OBJECTIVE
Copy the records below verbatim, beginning at the line that contains "- Text: S: S: [174, 81, 183, 94]" and stopping after the line that contains "Detect and localize".

══════════

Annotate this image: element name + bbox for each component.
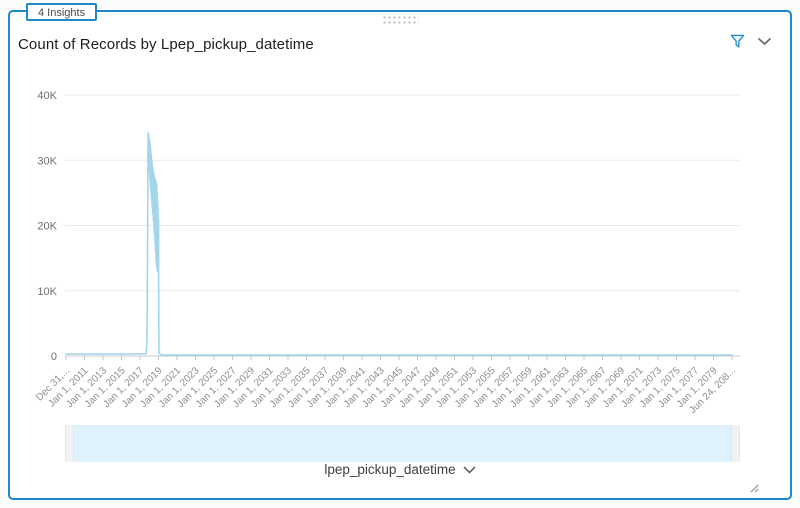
chevron-down-icon bbox=[463, 466, 476, 473]
x-axis-field-label: lpep_pickup_datetime bbox=[324, 462, 456, 477]
x-axis-ticks bbox=[65, 356, 733, 360]
y-axis-tick-label: 40K bbox=[37, 90, 57, 102]
visual-widget[interactable]: Count of Records by Lpep_pickup_datetime… bbox=[8, 10, 792, 500]
drag-dots-icon[interactable] bbox=[381, 14, 419, 25]
insights-tab[interactable]: 4 Insights bbox=[26, 3, 98, 21]
insights-tab-label: 4 Insights bbox=[38, 6, 86, 19]
series-line[interactable] bbox=[65, 132, 733, 356]
y-axis-tick-label: 10K bbox=[37, 286, 57, 298]
date-range-slider[interactable] bbox=[65, 425, 740, 462]
visual-title: Count of Records by Lpep_pickup_datetime bbox=[18, 36, 314, 53]
resize-corner-icon[interactable] bbox=[746, 480, 760, 494]
y-axis-tick-label: 30K bbox=[37, 155, 57, 167]
filter-button[interactable] bbox=[727, 31, 747, 51]
visual-menu-button[interactable] bbox=[754, 34, 774, 48]
y-axis-tick-label: 0 bbox=[51, 351, 57, 363]
slider-left-handle[interactable] bbox=[65, 425, 74, 462]
x-axis-field-dropdown[interactable]: lpep_pickup_datetime bbox=[10, 462, 790, 477]
funnel-icon bbox=[730, 34, 744, 48]
chevron-down-icon bbox=[757, 37, 771, 45]
timeline-chart[interactable]: 0 10K 20K 30K 40K Dec 31,... Jan 1, 2011 Jan 1,… bbox=[10, 80, 786, 420]
slider-right-handle[interactable] bbox=[731, 425, 740, 462]
gridlines bbox=[65, 94, 740, 292]
y-axis-labels: 0 10K 20K 30K 40K bbox=[37, 90, 57, 363]
y-axis-tick-label: 20K bbox=[37, 221, 57, 233]
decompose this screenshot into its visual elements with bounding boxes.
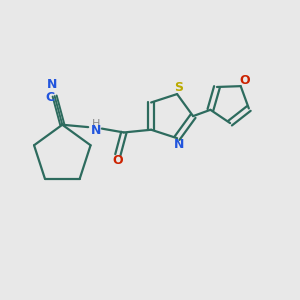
- Text: S: S: [174, 81, 183, 94]
- Text: N: N: [47, 78, 57, 91]
- Text: O: O: [112, 154, 123, 167]
- Text: N: N: [91, 124, 101, 137]
- Text: O: O: [239, 74, 250, 87]
- Text: N: N: [173, 138, 184, 151]
- Text: H: H: [92, 118, 101, 128]
- Text: C: C: [45, 91, 54, 104]
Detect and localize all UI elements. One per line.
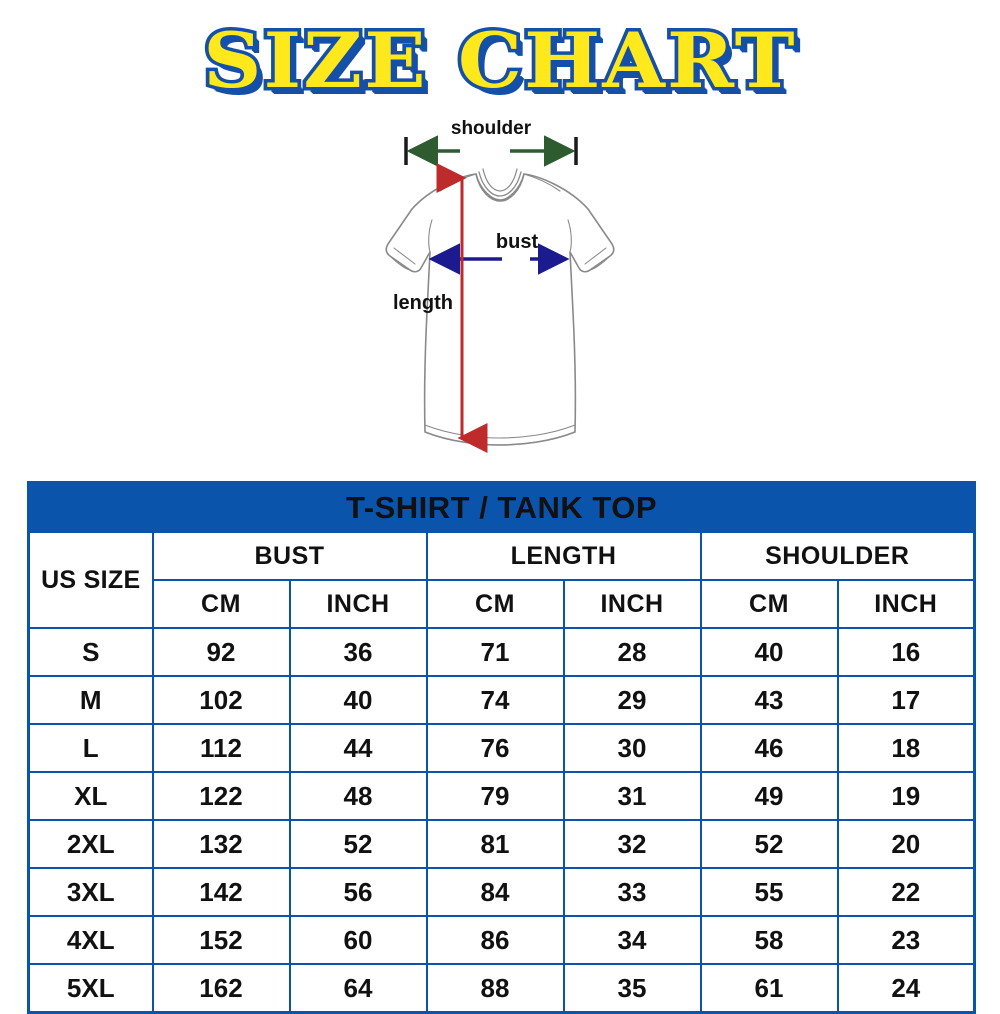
unit-header-shoulder-cm: CM <box>699 579 839 629</box>
table-row: 4XL 152 60 86 34 58 23 <box>27 915 976 965</box>
column-header-us-size: US SIZE <box>27 531 154 629</box>
size-chart-table: T-SHIRT / TANK TOP US SIZE BUST LENGTH S… <box>27 481 977 1014</box>
cell-bust-cm: 122 <box>151 771 291 821</box>
cell-bust-inch: 40 <box>288 675 428 725</box>
cell-length-cm: 86 <box>425 915 565 965</box>
cell-size: 2XL <box>27 819 154 869</box>
cell-length-inch: 28 <box>562 627 702 677</box>
cell-length-inch: 30 <box>562 723 702 773</box>
cell-shoulder-cm: 61 <box>699 963 839 1014</box>
cell-bust-cm: 142 <box>151 867 291 917</box>
cell-length-cm: 71 <box>425 627 565 677</box>
cell-size: M <box>27 675 154 725</box>
cell-size: XL <box>27 771 154 821</box>
bust-label: bust <box>496 231 539 253</box>
unit-header-shoulder-inch: INCH <box>836 579 976 629</box>
table-banner-title: T-SHIRT / TANK TOP <box>27 481 976 533</box>
size-chart-table-container: T-SHIRT / TANK TOP US SIZE BUST LENGTH S… <box>27 481 977 1014</box>
cell-bust-inch: 52 <box>288 819 428 869</box>
cell-bust-inch: 60 <box>288 915 428 965</box>
cell-shoulder-cm: 58 <box>699 915 839 965</box>
cell-length-cm: 84 <box>425 867 565 917</box>
table-header: T-SHIRT / TANK TOP US SIZE BUST LENGTH S… <box>27 481 976 629</box>
column-header-length: LENGTH <box>425 531 702 581</box>
cell-length-inch: 35 <box>562 963 702 1014</box>
table-banner-row: T-SHIRT / TANK TOP <box>27 481 976 533</box>
cell-bust-cm: 112 <box>151 723 291 773</box>
cell-shoulder-cm: 40 <box>699 627 839 677</box>
cell-size: 5XL <box>27 963 154 1014</box>
cell-length-cm: 88 <box>425 963 565 1014</box>
cell-length-cm: 74 <box>425 675 565 725</box>
table-row: 3XL 142 56 84 33 55 22 <box>27 867 976 917</box>
unit-header-length-cm: CM <box>425 579 565 629</box>
cell-shoulder-inch: 17 <box>836 675 976 725</box>
cell-bust-inch: 48 <box>288 771 428 821</box>
cell-size: 3XL <box>27 867 154 917</box>
page-title: SIZE CHART <box>200 16 799 105</box>
table-body: S 92 36 71 28 40 16 M 102 40 74 29 43 17 L 112 44 76 30 46 1… <box>27 627 976 1014</box>
cell-length-inch: 34 <box>562 915 702 965</box>
cell-length-cm: 79 <box>425 771 565 821</box>
cell-shoulder-inch: 20 <box>836 819 976 869</box>
cell-bust-cm: 152 <box>151 915 291 965</box>
cell-bust-inch: 44 <box>288 723 428 773</box>
cell-length-inch: 29 <box>562 675 702 725</box>
cell-shoulder-inch: 18 <box>836 723 976 773</box>
cell-shoulder-cm: 46 <box>699 723 839 773</box>
cell-size: S <box>27 627 154 677</box>
cell-shoulder-inch: 16 <box>836 627 976 677</box>
table-group-header-row: US SIZE BUST LENGTH SHOULDER <box>27 531 976 629</box>
cell-bust-inch: 36 <box>288 627 428 677</box>
length-label: length <box>393 292 453 314</box>
cell-bust-cm: 162 <box>151 963 291 1014</box>
cell-shoulder-cm: 55 <box>699 867 839 917</box>
column-header-bust: BUST <box>151 531 428 581</box>
unit-header-bust-cm: CM <box>151 579 291 629</box>
cell-bust-inch: 56 <box>288 867 428 917</box>
cell-shoulder-inch: 23 <box>836 915 976 965</box>
cell-length-cm: 81 <box>425 819 565 869</box>
cell-length-cm: 76 <box>425 723 565 773</box>
table-row: S 92 36 71 28 40 16 <box>27 627 976 677</box>
cell-shoulder-cm: 43 <box>699 675 839 725</box>
column-header-shoulder: SHOULDER <box>699 531 976 581</box>
cell-bust-cm: 102 <box>151 675 291 725</box>
cell-bust-cm: 132 <box>151 819 291 869</box>
table-row: 2XL 132 52 81 32 52 20 <box>27 819 976 869</box>
table-row: XL 122 48 79 31 49 19 <box>27 771 976 821</box>
page-title-area: SIZE CHART <box>0 12 1000 110</box>
cell-shoulder-cm: 52 <box>699 819 839 869</box>
unit-header-length-inch: INCH <box>562 579 702 629</box>
tshirt-measurement-diagram: shoulder bust length <box>380 112 620 460</box>
cell-bust-inch: 64 <box>288 963 428 1014</box>
cell-size: L <box>27 723 154 773</box>
cell-length-inch: 33 <box>562 867 702 917</box>
cell-length-inch: 32 <box>562 819 702 869</box>
shoulder-measure-arrow <box>404 135 578 167</box>
table-unit-header-row: CM INCH CM INCH CM INCH <box>29 579 976 629</box>
table-row: 5XL 162 64 88 35 61 24 <box>27 963 976 1014</box>
table-row: L 112 44 76 30 46 18 <box>27 723 976 773</box>
cell-shoulder-inch: 22 <box>836 867 976 917</box>
unit-header-bust-inch: INCH <box>288 579 428 629</box>
cell-size: 4XL <box>27 915 154 965</box>
cell-length-inch: 31 <box>562 771 702 821</box>
cell-shoulder-inch: 24 <box>836 963 976 1014</box>
cell-shoulder-cm: 49 <box>699 771 839 821</box>
cell-shoulder-inch: 19 <box>836 771 976 821</box>
table-row: M 102 40 74 29 43 17 <box>27 675 976 725</box>
shoulder-label: shoulder <box>451 118 532 139</box>
cell-bust-cm: 92 <box>151 627 291 677</box>
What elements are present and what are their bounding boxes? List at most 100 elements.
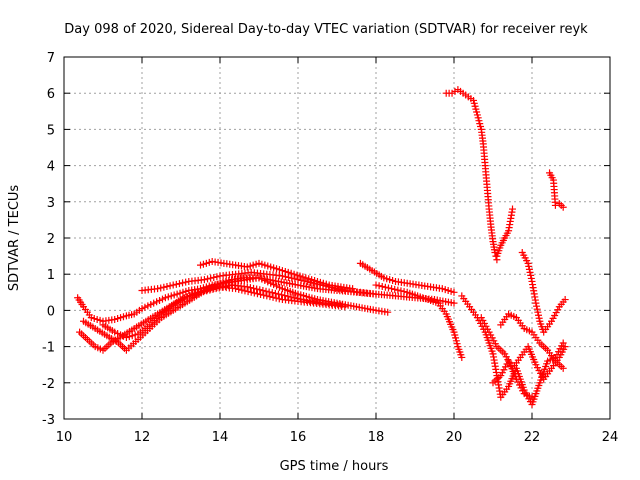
data-point <box>458 353 466 361</box>
data-point <box>263 292 271 300</box>
data-point <box>534 308 542 316</box>
data-point <box>535 314 543 322</box>
data-point <box>525 262 533 270</box>
data-point <box>268 289 276 297</box>
y-tick-label: -2 <box>42 377 55 392</box>
y-tick-label: -3 <box>42 413 55 428</box>
data-point <box>215 284 223 292</box>
series-track-16 <box>489 357 536 401</box>
series-track-11 <box>546 169 567 211</box>
x-tick-label: 12 <box>134 430 151 445</box>
data-point <box>559 364 567 372</box>
data-point <box>528 393 536 401</box>
data-point <box>200 288 208 296</box>
data-point <box>381 283 389 291</box>
data-point <box>559 339 567 347</box>
data-point <box>182 278 190 286</box>
series-track-15 <box>497 310 567 372</box>
series-track-8 <box>372 281 466 361</box>
data-point <box>278 291 286 299</box>
data-point <box>397 287 405 295</box>
data-point <box>253 285 261 293</box>
data-point <box>163 283 171 291</box>
y-tick-label: 3 <box>47 196 55 211</box>
data-point <box>391 285 399 293</box>
data-point <box>265 288 273 296</box>
data-point <box>225 282 233 290</box>
series-track-12 <box>518 248 569 336</box>
data-point <box>400 288 408 296</box>
y-tick-label: -1 <box>42 341 55 356</box>
data-point <box>450 288 458 296</box>
data-point <box>269 293 277 301</box>
grid <box>64 57 610 419</box>
data-point <box>213 273 221 281</box>
data-point <box>561 343 569 351</box>
data-point <box>259 286 267 294</box>
data-point <box>175 280 183 288</box>
data-point <box>527 271 535 279</box>
series-track-9 <box>442 86 501 264</box>
data-point <box>238 286 246 294</box>
data-point <box>160 283 168 291</box>
data-point <box>299 296 307 304</box>
y-tick-label: 1 <box>47 268 55 283</box>
data-point <box>262 287 270 295</box>
data-point <box>197 288 204 296</box>
data-point <box>200 276 208 284</box>
x-tick-label: 16 <box>290 430 307 445</box>
data-point <box>246 284 254 292</box>
y-axis-label: SDTVAR / TECUs <box>7 185 22 292</box>
x-tick-label: 20 <box>446 430 463 445</box>
series-track-10 <box>493 205 516 260</box>
series-track-7 <box>356 259 458 296</box>
y-tick-label: 7 <box>47 51 55 66</box>
data-point <box>260 291 268 299</box>
data-point <box>378 283 386 291</box>
data-point <box>341 303 349 311</box>
series-track-4 <box>99 281 345 342</box>
data-point <box>271 289 279 297</box>
x-tick-label: 22 <box>524 430 541 445</box>
series-track-14 <box>477 314 569 383</box>
data-point <box>384 308 392 316</box>
data-point <box>221 283 229 291</box>
series-track-1 <box>74 274 392 325</box>
x-tick-label: 18 <box>368 430 385 445</box>
data-point <box>272 294 280 302</box>
data-point <box>300 277 308 285</box>
data-point <box>203 287 211 295</box>
data-point <box>172 280 180 288</box>
data-point <box>394 286 402 294</box>
data-point <box>247 288 255 296</box>
x-tick-label: 24 <box>602 430 619 445</box>
data-point <box>294 276 302 284</box>
data-point <box>524 259 532 267</box>
y-tick-label: 6 <box>47 87 55 102</box>
data-point <box>535 311 542 319</box>
data-point <box>275 290 282 298</box>
data-point <box>218 283 226 291</box>
data-point <box>253 290 261 298</box>
data-point <box>372 290 380 298</box>
data-point <box>551 201 559 209</box>
y-tick-label: 4 <box>47 160 55 175</box>
data-points <box>74 86 569 409</box>
chart-title: Day 098 of 2020, Sidereal Day-to-day VTE… <box>64 22 588 37</box>
data-point <box>157 284 165 292</box>
data-point <box>204 275 212 283</box>
data-point <box>210 273 218 281</box>
data-point <box>243 283 251 291</box>
data-point <box>533 302 541 310</box>
data-point <box>561 296 569 304</box>
data-point <box>212 285 220 293</box>
data-point <box>296 295 304 303</box>
data-point <box>275 295 283 303</box>
data-point <box>559 203 567 211</box>
data-point <box>206 286 214 294</box>
data-point <box>384 284 392 292</box>
data-point <box>526 268 534 276</box>
data-point <box>244 288 252 296</box>
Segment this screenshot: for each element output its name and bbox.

══════════

OUTPUT FOR THIS EXERCISE
- Text: S: S: [174, 81, 183, 94]
- Text: N: N: [47, 78, 57, 91]
- Text: O: O: [112, 154, 123, 167]
- Text: N: N: [91, 124, 101, 137]
- Text: O: O: [239, 74, 250, 87]
- Text: N: N: [173, 138, 184, 151]
- Text: H: H: [92, 118, 101, 128]
- Text: C: C: [45, 91, 54, 104]
Detect and localize all UI elements. One per line.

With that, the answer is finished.